**DIRECTIONS**
Set each entry down verbatim, omitting images.

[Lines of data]
####################

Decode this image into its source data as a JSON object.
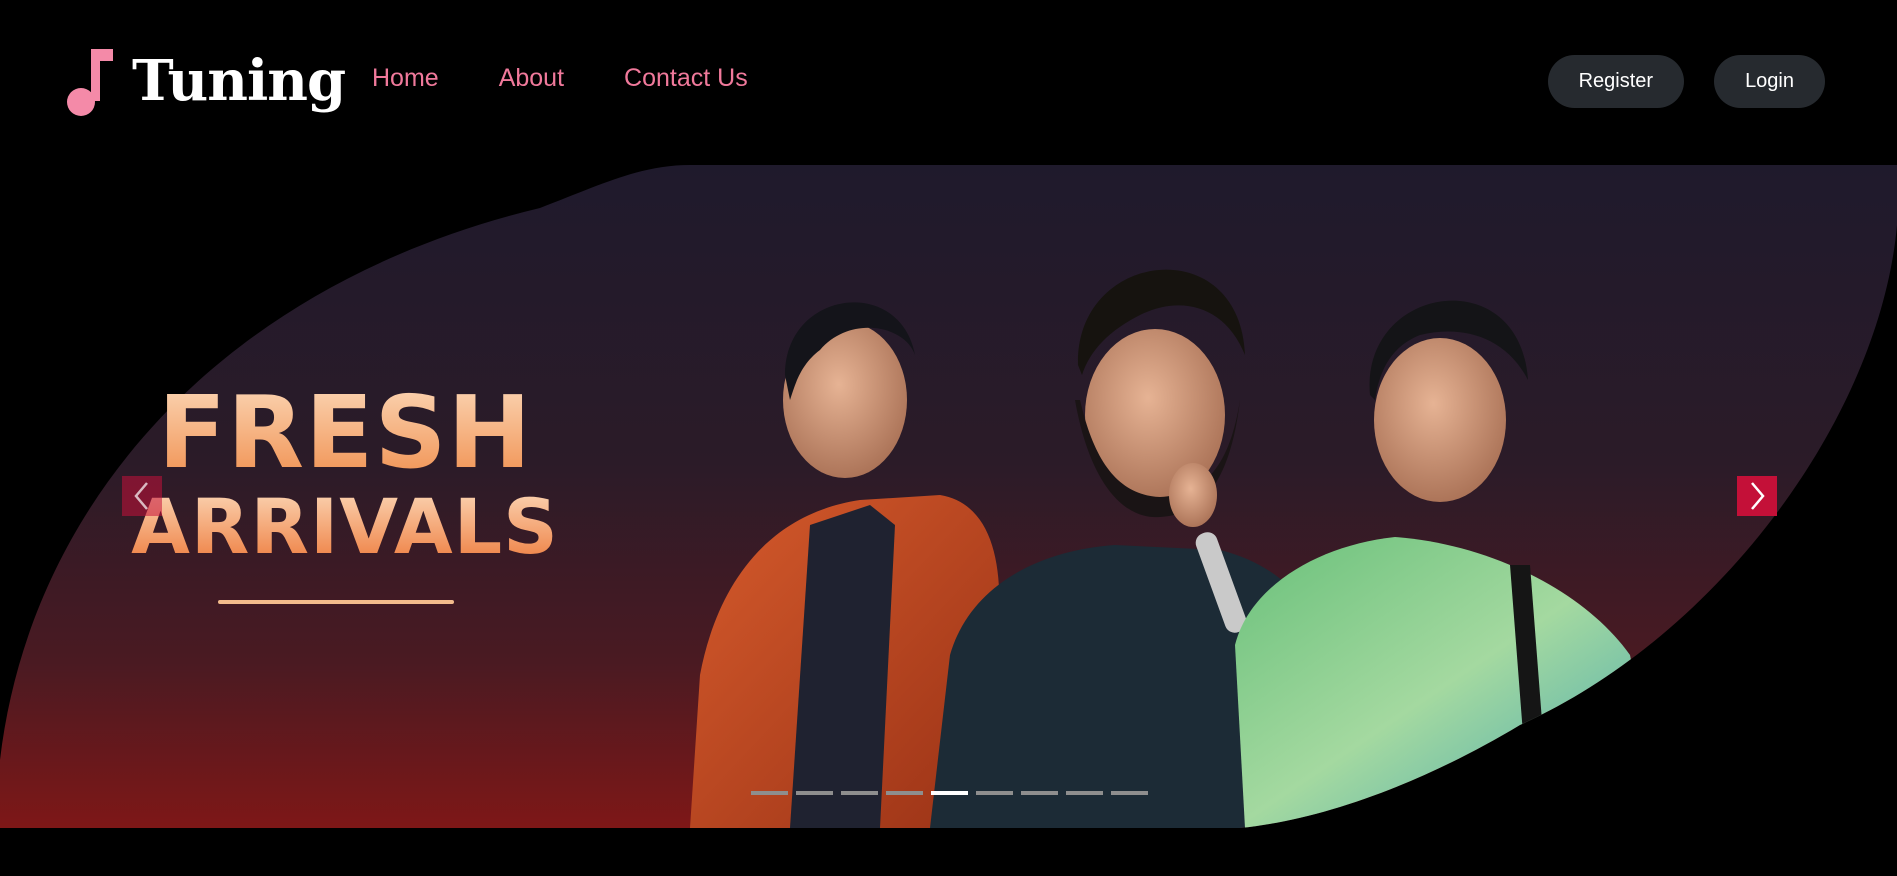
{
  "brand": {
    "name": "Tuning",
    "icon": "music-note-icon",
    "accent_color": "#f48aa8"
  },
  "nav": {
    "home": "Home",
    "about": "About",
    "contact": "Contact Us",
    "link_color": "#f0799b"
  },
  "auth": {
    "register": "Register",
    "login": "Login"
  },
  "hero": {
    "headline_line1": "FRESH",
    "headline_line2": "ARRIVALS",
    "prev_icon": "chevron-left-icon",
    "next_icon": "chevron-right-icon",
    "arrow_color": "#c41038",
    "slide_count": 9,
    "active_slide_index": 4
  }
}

####################

**ANSWER TO THIS PROBLEM**
Decode this image into its source data as a JSON object.
{
  "brand": {
    "name": "Tuning",
    "icon": "music-note-icon",
    "accent_color": "#f48aa8"
  },
  "nav": {
    "home": "Home",
    "about": "About",
    "contact": "Contact Us",
    "link_color": "#f0799b"
  },
  "auth": {
    "register": "Register",
    "login": "Login"
  },
  "hero": {
    "headline_line1": "FRESH",
    "headline_line2": "ARRIVALS",
    "prev_icon": "chevron-left-icon",
    "next_icon": "chevron-right-icon",
    "arrow_color": "#c41038",
    "slide_count": 9,
    "active_slide_index": 4
  }
}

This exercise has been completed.